Data records:
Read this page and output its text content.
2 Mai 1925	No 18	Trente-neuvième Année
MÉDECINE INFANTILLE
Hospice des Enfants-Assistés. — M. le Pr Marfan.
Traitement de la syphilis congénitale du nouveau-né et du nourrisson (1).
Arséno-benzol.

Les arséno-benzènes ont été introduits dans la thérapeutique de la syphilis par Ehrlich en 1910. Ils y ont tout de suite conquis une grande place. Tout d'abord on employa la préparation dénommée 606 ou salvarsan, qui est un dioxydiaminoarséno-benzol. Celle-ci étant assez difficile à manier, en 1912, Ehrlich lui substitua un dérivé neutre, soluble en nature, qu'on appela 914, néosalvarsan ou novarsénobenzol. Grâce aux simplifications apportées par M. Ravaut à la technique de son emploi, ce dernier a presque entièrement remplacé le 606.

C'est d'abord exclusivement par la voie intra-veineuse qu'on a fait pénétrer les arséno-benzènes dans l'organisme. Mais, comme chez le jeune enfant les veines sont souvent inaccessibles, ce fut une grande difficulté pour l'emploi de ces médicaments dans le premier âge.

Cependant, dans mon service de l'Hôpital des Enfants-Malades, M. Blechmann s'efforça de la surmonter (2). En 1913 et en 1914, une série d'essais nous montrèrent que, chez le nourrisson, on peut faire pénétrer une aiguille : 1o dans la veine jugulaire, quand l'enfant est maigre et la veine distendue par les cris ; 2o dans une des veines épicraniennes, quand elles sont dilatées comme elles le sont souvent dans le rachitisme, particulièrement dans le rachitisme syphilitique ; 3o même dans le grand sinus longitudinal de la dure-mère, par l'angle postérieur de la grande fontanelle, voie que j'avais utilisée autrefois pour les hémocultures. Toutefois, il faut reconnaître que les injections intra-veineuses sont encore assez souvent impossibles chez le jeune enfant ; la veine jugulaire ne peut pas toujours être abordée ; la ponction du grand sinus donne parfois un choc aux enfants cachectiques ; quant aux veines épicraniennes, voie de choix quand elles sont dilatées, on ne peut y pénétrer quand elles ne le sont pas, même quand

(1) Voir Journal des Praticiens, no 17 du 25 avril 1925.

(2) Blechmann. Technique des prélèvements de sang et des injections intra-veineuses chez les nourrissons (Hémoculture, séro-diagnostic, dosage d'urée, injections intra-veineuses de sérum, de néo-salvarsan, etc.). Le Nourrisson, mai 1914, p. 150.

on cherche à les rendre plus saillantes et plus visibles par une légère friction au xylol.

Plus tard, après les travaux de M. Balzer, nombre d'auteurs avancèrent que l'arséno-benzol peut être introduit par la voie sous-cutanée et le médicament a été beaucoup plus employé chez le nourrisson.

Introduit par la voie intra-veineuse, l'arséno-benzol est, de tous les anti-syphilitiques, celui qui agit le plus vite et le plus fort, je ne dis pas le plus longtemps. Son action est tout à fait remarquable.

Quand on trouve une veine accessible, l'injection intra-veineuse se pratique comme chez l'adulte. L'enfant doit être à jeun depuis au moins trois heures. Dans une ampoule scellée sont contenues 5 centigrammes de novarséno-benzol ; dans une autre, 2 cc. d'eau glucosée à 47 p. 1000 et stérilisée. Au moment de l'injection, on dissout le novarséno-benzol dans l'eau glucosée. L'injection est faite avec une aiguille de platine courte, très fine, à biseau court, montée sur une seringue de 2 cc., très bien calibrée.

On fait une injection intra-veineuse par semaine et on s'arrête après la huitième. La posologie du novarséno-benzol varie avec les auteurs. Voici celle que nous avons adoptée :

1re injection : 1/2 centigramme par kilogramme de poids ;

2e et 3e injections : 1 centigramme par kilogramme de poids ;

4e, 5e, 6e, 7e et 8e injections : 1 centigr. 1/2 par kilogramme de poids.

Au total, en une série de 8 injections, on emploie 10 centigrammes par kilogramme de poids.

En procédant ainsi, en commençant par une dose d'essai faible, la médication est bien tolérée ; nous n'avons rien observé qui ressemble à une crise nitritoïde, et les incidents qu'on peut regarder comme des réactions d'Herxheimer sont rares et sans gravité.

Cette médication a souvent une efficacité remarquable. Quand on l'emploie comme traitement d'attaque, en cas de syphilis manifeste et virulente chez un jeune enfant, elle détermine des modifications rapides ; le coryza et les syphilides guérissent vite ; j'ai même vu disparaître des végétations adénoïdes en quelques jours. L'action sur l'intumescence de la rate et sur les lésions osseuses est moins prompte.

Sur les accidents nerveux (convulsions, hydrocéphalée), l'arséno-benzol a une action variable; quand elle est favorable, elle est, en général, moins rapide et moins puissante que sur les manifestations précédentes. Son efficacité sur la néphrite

(What the exercise asks) Extract the full listing above without alteration.

(Answer to this problem)
Read this page and output its text content.
2 Mai 1925	No 18	Trente-neuvième Année
MÉDECINE INFANTILLE
Hospice des Enfants-Assistés. — M. le Pr Marfan.
Traitement de la syphilis congénitale du nouveau-né et du nourrisson (1).
Arséno-benzol.

Les arséno-benzènes ont été introduits dans la thérapeutique de la syphilis par Ehrlich en 1910. Ils y ont tout de suite conquis une grande place. Tout d'abord on employa la préparation dénommée 606 ou salvarsan, qui est un dioxydiaminoarséno-benzol. Celle-ci étant assez difficile à manier, en 1912, Ehrlich lui substitua un dérivé neutre, soluble en nature, qu'on appela 914, néosalvarsan ou novarsénobenzol. Grâce aux simplifications apportées par M. Ravaut à la technique de son emploi, ce dernier a presque entièrement remplacé le 606.

C'est d'abord exclusivement par la voie intra-veineuse qu'on a fait pénétrer les arséno-benzènes dans l'organisme. Mais, comme chez le jeune enfant les veines sont souvent inaccessibles, ce fut une grande difficulté pour l'emploi de ces médicaments dans le premier âge.

Cependant, dans mon service de l'Hôpital des Enfants-Malades, M. Blechmann s'efforça de la surmonter (2). En 1913 et en 1914, une série d'essais nous montrèrent que, chez le nourrisson, on peut faire pénétrer une aiguille : 1o dans la veine jugulaire, quand l'enfant est maigre et la veine distendue par les cris ; 2o dans une des veines épicraniennes, quand elles sont dilatées comme elles le sont souvent dans le rachitisme, particulièrement dans le rachitisme syphilitique ; 3o même dans le grand sinus longitudinal de la dure-mère, par l'angle postérieur de la grande fontanelle, voie que j'avais utilisée autrefois pour les hémocultures. Toutefois, il faut reconnaître que les injections intra-veineuses sont encore assez souvent impossibles chez le jeune enfant ; la veine jugulaire ne peut pas toujours être abordée ; la ponction du grand sinus donne parfois un choc aux enfants cachectiques ; quant aux veines épicraniennes, voie de choix quand elles sont dilatées, on ne peut y pénétrer quand elles ne le sont pas, même quand

(1) Voir Journal des Praticiens, no 17 du 25 avril 1925.

(2) Blechmann. Technique des prélèvements de sang et des injections intra-veineuses chez les nourrissons (Hémoculture, séro-diagnostic, dosage d'urée, injections intra-veineuses de sérum, de néo-salvarsan, etc.). Le Nourrisson, mai 1914, p. 150.

on cherche à les rendre plus saillantes et plus visibles par une légère friction au xylol.

Plus tard, après les travaux de M. Balzer, nombre d'auteurs avancèrent que l'arséno-benzol peut être introduit par la voie sous-cutanée et le médicament a été beaucoup plus employé chez le nourrisson.

Introduit par la voie intra-veineuse, l'arséno-benzol est, de tous les anti-syphilitiques, celui qui agit le plus vite et le plus fort, je ne dis pas le plus longtemps. Son action est tout à fait remarquable.

Quand on trouve une veine accessible, l'injection intra-veineuse se pratique comme chez l'adulte. L'enfant doit être à jeun depuis au moins trois heures. Dans une ampoule scellée sont contenues 5 centigrammes de novarséno-benzol ; dans une autre, 2 cc. d'eau glucosée à 47 p. 1000 et stérilisée. Au moment de l'injection, on dissout le novarséno-benzol dans l'eau glucosée. L'injection est faite avec une aiguille de platine courte, très fine, à biseau court, montée sur une seringue de 2 cc., très bien calibrée.

On fait une injection intra-veineuse par semaine et on s'arrête après la huitième. La posologie du novarséno-benzol varie avec les auteurs. Voici celle que nous avons adoptée :

1re injection : 1/2 centigramme par kilogramme de poids ;

2e et 3e injections : 1 centigramme par kilogramme de poids ;

4e, 5e, 6e, 7e et 8e injections : 1 centigr. 1/2 par kilogramme de poids.

Au total, en une série de 8 injections, on emploie 10 centigrammes par kilogramme de poids.

En procédant ainsi, en commençant par une dose d'essai faible, la médication est bien tolérée ; nous n'avons rien observé qui ressemble à une crise nitritoïde, et les incidents qu'on peut regarder comme des réactions d'Herxheimer sont rares et sans gravité.

Cette médication a souvent une efficacité remarquable. Quand on l'emploie comme traitement d'attaque, en cas de syphilis manifeste et virulente chez un jeune enfant, elle détermine des modifications rapides ; le coryza et les syphilides guérissent vite ; j'ai même vu disparaître des végétations adénoïdes en quelques jours. L'action sur l'intumescence de la rate et sur les lésions osseuses est moins prompte.

Sur les accidents nerveux (convulsions, hydrocéphalée), l'arséno-benzol a une action variable; quand elle est favorable, elle est, en général, moins rapide et moins puissante que sur les manifestations précédentes. Son efficacité sur la néphrite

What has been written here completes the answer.